START DATA SHOWN
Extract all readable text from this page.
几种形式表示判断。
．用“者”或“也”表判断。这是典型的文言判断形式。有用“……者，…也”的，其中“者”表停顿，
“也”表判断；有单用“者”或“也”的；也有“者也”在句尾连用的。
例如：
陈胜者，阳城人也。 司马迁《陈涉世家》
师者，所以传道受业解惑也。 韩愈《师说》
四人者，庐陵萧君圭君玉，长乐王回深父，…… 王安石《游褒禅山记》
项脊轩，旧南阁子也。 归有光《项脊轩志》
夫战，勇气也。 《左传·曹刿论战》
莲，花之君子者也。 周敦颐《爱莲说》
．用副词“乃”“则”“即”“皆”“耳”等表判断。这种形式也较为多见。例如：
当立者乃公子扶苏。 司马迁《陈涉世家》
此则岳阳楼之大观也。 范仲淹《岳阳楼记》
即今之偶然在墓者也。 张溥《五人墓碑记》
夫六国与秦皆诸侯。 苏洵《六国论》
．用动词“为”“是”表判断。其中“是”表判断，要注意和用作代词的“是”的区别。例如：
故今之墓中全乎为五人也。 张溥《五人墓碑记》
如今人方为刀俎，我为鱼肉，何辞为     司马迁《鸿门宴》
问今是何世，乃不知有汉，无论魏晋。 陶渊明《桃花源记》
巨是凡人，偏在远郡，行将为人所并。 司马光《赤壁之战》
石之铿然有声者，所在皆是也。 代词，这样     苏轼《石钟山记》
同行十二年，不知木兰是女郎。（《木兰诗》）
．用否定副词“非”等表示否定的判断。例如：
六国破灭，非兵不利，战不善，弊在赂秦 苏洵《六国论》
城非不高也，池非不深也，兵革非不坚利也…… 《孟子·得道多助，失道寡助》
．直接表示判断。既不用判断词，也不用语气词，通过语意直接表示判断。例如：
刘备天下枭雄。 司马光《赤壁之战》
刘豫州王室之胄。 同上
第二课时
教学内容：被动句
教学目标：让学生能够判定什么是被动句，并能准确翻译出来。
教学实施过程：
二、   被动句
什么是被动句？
END DATA SHOWN
Give every line of the material again, exactly as it reads.

Extract all readable text from this page.
几种形式表示判断。
．用“者”或“也”表判断。这是典型的文言判断形式。有用“……者，…也”的，其中“者”表停顿，
“也”表判断；有单用“者”或“也”的；也有“者也”在句尾连用的。
例如：
陈胜者，阳城人也。 司马迁《陈涉世家》
师者，所以传道受业解惑也。 韩愈《师说》
四人者，庐陵萧君圭君玉，长乐王回深父，…… 王安石《游褒禅山记》
项脊轩，旧南阁子也。 归有光《项脊轩志》
夫战，勇气也。 《左传·曹刿论战》
莲，花之君子者也。 周敦颐《爱莲说》
．用副词“乃”“则”“即”“皆”“耳”等表判断。这种形式也较为多见。例如：
当立者乃公子扶苏。 司马迁《陈涉世家》
此则岳阳楼之大观也。 范仲淹《岳阳楼记》
即今之偶然在墓者也。 张溥《五人墓碑记》
夫六国与秦皆诸侯。 苏洵《六国论》
．用动词“为”“是”表判断。其中“是”表判断，要注意和用作代词的“是”的区别。例如：
故今之墓中全乎为五人也。 张溥《五人墓碑记》
如今人方为刀俎，我为鱼肉，何辞为     司马迁《鸿门宴》
问今是何世，乃不知有汉，无论魏晋。 陶渊明《桃花源记》
巨是凡人，偏在远郡，行将为人所并。 司马光《赤壁之战》
石之铿然有声者，所在皆是也。 代词，这样     苏轼《石钟山记》
同行十二年，不知木兰是女郎。（《木兰诗》）
．用否定副词“非”等表示否定的判断。例如：
六国破灭，非兵不利，战不善，弊在赂秦 苏洵《六国论》
城非不高也，池非不深也，兵革非不坚利也…… 《孟子·得道多助，失道寡助》
．直接表示判断。既不用判断词，也不用语气词，通过语意直接表示判断。例如：
刘备天下枭雄。 司马光《赤壁之战》
刘豫州王室之胄。 同上
第二课时
教学内容：被动句
教学目标：让学生能够判定什么是被动句，并能准确翻译出来。
教学实施过程：
二、   被动句
什么是被动句？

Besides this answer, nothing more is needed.